START Provided data

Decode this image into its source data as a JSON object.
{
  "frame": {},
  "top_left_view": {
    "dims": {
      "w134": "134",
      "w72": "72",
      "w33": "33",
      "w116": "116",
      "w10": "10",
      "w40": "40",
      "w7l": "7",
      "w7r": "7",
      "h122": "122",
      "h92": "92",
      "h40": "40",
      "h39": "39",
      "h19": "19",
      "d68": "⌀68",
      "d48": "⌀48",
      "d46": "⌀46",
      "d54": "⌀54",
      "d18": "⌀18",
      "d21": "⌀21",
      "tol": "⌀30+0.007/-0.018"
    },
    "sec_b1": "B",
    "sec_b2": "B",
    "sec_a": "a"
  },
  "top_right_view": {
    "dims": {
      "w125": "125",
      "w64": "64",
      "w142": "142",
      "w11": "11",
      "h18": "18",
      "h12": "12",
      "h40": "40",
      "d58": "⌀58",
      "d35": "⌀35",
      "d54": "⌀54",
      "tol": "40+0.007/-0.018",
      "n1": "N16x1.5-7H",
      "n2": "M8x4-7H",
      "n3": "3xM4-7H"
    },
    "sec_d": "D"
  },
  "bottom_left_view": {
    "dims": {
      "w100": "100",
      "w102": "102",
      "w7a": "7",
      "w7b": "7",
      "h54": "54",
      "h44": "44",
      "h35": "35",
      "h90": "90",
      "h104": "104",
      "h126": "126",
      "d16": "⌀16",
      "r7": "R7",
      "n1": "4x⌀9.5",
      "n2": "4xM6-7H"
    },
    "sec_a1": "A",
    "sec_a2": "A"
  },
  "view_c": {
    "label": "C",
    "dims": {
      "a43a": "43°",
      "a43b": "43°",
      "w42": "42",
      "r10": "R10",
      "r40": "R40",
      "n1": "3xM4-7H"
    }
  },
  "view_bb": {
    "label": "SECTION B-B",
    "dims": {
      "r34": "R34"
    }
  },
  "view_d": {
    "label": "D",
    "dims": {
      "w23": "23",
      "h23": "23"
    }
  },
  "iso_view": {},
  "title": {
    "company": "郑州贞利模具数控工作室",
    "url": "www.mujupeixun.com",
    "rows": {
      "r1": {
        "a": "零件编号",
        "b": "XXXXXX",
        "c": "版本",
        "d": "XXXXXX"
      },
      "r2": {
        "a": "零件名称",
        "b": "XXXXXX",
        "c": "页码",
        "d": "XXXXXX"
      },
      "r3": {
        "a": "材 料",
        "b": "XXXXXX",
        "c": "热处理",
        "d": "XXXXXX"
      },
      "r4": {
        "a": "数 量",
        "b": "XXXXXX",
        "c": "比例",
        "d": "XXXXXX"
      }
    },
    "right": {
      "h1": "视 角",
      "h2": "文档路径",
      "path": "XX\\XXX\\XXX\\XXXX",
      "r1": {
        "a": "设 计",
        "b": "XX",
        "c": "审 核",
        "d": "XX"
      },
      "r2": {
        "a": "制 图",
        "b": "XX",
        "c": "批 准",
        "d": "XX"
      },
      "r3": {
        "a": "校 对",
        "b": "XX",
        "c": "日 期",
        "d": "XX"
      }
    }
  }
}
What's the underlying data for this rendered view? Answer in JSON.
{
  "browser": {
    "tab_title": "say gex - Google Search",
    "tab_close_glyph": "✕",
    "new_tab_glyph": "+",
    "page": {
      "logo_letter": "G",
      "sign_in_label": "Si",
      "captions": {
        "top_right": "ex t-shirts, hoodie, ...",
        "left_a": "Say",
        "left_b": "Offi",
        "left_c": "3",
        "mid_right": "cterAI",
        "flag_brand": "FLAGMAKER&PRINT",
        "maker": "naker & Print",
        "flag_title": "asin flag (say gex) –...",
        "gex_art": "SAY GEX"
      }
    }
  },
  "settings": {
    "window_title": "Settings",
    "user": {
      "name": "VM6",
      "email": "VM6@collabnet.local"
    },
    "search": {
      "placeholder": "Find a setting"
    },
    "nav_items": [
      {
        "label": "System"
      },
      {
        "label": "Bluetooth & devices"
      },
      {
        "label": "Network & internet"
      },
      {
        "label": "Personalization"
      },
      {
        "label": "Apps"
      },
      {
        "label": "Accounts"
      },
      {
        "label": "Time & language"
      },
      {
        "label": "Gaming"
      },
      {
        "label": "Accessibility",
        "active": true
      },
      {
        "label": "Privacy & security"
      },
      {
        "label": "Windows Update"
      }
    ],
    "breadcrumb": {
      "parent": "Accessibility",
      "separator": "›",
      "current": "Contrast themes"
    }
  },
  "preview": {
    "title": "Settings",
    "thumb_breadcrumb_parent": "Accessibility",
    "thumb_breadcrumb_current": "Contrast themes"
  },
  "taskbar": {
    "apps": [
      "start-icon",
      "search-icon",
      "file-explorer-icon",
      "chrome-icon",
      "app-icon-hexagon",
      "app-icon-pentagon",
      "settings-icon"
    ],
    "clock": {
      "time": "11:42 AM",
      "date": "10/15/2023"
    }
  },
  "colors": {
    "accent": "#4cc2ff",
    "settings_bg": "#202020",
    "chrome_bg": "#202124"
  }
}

END Provided data

#### Exercise brief
Each line that holds the string "themes" counts once; give the total and nothing else.

#### Exercise response
2